— Data supplied —

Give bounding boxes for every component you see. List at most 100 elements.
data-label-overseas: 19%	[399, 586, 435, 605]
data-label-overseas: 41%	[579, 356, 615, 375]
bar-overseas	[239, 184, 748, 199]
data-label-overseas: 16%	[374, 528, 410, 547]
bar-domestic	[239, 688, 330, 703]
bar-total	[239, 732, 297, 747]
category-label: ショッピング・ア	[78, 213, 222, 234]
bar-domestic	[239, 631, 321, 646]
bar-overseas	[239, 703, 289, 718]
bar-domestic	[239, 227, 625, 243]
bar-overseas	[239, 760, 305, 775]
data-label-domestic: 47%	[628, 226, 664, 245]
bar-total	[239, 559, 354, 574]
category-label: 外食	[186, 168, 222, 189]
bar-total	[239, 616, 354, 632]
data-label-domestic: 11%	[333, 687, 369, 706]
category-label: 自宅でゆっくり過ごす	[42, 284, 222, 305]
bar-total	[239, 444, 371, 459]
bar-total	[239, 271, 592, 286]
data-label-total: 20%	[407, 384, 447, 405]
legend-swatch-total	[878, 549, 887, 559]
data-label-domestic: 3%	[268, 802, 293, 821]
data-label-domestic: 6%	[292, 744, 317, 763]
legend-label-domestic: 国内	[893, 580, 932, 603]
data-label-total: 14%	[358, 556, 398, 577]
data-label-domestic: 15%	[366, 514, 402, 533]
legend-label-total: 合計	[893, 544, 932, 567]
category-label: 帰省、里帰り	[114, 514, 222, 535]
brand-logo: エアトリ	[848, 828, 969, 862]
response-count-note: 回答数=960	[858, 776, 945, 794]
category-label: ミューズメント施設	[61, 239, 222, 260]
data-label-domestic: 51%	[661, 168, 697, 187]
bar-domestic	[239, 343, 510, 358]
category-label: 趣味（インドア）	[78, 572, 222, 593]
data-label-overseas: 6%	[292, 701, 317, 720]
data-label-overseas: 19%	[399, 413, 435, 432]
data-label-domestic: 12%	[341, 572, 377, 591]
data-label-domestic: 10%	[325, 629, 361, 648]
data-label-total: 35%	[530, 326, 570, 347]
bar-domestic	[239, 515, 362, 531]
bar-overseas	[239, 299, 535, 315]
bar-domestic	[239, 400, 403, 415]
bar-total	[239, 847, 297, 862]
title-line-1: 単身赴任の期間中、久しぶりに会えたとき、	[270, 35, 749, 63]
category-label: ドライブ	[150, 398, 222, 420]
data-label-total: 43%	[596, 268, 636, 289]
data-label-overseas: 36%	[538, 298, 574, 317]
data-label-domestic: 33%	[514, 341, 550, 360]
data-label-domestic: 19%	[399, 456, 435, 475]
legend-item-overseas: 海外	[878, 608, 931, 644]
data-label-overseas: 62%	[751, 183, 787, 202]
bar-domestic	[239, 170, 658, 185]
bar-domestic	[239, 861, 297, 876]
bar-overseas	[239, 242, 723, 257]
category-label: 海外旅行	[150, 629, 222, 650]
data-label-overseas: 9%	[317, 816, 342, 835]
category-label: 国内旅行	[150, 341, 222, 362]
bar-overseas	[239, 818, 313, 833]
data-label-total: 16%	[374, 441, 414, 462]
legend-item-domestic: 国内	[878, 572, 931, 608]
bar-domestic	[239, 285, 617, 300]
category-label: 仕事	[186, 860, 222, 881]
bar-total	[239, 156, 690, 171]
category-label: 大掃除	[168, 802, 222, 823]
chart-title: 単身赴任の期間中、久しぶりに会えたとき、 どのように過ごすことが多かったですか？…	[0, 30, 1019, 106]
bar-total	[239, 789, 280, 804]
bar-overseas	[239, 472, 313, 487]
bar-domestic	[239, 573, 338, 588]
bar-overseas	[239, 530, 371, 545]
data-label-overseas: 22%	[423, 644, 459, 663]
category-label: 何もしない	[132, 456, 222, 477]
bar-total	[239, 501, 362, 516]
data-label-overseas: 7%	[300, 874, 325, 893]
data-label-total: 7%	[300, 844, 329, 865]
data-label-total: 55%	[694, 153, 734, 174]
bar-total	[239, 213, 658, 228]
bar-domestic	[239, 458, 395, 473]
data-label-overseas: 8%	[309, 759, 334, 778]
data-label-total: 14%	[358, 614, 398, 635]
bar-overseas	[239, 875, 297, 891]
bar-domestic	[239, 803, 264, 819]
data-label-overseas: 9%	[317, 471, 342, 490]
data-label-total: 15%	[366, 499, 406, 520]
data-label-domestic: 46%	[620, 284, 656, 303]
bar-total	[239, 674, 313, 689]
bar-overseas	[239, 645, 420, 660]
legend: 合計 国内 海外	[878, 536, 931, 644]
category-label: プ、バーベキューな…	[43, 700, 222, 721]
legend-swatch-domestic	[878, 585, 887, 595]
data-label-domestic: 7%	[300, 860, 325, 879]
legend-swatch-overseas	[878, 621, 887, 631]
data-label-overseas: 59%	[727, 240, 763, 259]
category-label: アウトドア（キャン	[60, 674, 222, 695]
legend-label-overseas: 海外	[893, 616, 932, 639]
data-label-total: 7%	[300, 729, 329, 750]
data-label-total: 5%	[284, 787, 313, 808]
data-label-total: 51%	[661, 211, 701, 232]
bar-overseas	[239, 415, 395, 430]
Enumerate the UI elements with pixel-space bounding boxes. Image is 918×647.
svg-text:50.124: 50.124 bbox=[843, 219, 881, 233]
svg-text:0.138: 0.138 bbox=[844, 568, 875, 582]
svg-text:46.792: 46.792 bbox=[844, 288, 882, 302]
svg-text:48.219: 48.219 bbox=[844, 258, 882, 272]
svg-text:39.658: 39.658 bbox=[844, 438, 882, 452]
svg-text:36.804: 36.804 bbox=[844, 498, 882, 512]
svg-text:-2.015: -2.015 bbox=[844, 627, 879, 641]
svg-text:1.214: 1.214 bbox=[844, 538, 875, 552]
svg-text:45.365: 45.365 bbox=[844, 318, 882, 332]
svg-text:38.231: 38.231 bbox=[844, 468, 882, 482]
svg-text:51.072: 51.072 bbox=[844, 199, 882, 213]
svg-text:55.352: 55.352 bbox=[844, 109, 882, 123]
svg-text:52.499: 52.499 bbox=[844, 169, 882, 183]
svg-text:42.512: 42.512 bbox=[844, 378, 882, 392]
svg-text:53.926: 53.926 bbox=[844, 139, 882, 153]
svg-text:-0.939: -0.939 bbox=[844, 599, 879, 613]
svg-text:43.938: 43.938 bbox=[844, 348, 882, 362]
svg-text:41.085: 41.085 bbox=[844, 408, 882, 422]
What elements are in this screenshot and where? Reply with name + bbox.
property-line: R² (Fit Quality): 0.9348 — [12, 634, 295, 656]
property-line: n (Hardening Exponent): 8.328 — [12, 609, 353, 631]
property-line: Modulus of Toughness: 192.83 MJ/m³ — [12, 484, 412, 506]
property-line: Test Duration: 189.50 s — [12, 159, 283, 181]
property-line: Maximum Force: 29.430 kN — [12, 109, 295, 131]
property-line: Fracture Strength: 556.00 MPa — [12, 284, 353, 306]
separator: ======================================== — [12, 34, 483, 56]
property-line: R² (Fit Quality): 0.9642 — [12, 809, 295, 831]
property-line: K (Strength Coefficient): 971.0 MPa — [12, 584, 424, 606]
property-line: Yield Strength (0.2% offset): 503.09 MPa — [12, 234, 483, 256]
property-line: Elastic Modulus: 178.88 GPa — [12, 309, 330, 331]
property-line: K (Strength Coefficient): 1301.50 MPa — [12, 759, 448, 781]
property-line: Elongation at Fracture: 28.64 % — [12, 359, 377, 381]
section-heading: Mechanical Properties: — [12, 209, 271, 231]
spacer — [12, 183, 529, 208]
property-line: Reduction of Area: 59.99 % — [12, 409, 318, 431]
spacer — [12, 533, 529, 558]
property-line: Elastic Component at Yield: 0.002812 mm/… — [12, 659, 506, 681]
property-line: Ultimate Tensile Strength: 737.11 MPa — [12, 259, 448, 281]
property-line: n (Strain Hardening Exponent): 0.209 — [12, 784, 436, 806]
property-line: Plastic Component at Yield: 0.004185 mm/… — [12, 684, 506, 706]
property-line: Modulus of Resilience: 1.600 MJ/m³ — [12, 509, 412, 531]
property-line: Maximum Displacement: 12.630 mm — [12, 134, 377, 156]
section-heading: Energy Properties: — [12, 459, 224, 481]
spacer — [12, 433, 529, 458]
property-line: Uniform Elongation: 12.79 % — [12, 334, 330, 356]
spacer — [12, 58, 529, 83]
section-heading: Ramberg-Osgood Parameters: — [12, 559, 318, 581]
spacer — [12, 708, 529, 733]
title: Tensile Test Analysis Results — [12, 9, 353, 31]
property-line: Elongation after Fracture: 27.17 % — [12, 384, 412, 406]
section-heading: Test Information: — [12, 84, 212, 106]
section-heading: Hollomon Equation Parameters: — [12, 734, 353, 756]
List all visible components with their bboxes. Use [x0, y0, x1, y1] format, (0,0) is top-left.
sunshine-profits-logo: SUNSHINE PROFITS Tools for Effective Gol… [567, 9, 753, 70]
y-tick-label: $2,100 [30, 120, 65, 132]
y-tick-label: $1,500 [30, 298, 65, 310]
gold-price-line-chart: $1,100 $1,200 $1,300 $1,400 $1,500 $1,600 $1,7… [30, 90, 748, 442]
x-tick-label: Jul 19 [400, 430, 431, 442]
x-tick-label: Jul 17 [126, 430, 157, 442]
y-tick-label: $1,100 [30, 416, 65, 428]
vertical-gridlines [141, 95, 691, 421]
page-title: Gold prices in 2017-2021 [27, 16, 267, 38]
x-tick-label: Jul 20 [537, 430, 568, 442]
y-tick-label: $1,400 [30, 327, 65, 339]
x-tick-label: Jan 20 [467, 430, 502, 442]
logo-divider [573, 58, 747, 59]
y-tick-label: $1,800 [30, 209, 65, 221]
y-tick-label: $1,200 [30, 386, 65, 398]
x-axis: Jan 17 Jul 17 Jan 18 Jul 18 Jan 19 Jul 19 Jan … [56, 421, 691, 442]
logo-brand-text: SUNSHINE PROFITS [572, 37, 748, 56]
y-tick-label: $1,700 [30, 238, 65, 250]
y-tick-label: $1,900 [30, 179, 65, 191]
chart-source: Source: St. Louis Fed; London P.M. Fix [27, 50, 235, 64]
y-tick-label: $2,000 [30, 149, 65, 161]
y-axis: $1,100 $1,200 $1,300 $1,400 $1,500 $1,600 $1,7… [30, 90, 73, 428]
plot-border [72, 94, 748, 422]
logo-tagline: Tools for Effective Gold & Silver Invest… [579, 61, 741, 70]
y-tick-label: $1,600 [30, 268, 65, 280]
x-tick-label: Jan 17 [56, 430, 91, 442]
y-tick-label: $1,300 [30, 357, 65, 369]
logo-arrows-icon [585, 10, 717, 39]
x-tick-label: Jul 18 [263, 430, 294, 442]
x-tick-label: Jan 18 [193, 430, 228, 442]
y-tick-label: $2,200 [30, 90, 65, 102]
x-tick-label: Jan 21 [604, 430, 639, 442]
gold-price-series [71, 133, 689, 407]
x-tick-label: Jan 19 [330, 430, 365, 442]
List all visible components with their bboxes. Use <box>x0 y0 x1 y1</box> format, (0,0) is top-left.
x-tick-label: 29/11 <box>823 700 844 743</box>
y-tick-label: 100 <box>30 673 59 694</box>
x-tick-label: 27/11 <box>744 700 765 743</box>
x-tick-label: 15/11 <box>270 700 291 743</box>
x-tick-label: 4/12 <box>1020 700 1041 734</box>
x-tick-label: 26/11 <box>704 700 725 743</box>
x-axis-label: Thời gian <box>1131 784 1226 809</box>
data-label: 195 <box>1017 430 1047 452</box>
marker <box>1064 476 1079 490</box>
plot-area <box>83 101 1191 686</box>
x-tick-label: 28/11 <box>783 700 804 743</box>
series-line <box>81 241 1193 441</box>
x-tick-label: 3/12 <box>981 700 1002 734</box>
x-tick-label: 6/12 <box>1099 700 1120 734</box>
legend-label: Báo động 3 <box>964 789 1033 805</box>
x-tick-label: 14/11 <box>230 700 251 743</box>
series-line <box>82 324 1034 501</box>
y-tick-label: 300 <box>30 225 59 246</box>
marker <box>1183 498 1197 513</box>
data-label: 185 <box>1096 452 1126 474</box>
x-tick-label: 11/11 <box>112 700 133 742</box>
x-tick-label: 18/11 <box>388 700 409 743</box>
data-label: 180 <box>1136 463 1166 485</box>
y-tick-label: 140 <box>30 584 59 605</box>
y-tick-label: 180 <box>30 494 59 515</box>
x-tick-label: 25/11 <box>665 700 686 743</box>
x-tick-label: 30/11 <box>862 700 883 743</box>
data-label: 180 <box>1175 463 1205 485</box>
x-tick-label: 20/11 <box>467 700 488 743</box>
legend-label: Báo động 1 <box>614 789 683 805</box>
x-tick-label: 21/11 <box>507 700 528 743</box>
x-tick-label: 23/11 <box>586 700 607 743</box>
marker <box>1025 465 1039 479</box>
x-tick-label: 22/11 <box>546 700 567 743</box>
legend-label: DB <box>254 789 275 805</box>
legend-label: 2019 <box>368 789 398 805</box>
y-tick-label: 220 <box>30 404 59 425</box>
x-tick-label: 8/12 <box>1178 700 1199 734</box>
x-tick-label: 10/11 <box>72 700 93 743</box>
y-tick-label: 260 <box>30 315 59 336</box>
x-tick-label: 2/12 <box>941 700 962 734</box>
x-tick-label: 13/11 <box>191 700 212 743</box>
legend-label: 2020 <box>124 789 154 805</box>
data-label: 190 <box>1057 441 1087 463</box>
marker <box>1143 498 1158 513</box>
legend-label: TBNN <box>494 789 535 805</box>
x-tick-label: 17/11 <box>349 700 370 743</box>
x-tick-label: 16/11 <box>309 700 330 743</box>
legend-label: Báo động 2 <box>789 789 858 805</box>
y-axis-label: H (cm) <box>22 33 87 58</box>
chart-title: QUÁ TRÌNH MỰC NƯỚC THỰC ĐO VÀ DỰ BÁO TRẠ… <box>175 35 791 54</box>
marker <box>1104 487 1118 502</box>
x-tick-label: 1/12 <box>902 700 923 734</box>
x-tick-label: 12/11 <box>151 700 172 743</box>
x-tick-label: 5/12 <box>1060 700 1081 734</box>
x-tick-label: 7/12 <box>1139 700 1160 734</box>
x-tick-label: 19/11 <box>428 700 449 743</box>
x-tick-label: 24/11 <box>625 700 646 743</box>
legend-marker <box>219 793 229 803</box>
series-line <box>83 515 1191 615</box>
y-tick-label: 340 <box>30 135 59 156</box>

— Your objective —
Give the lines of the entries as a numbered list, from the first line through the line that contains "703, 289, 718]", and leave out any blank lines.

— Expected output —
1. Give bounding boxes for every component you see. List at most 100 elements.
2. data-label-overseas: 19%	[399, 586, 435, 605]
3. data-label-overseas: 41%	[579, 356, 615, 375]
4. bar-overseas	[239, 184, 748, 199]
5. data-label-overseas: 16%	[374, 528, 410, 547]
6. bar-domestic	[239, 688, 330, 703]
7. bar-total	[239, 732, 297, 747]
8. category-label: ショッピング・ア	[78, 213, 222, 234]
9. bar-domestic	[239, 631, 321, 646]
10. bar-overseas	[239, 703, 289, 718]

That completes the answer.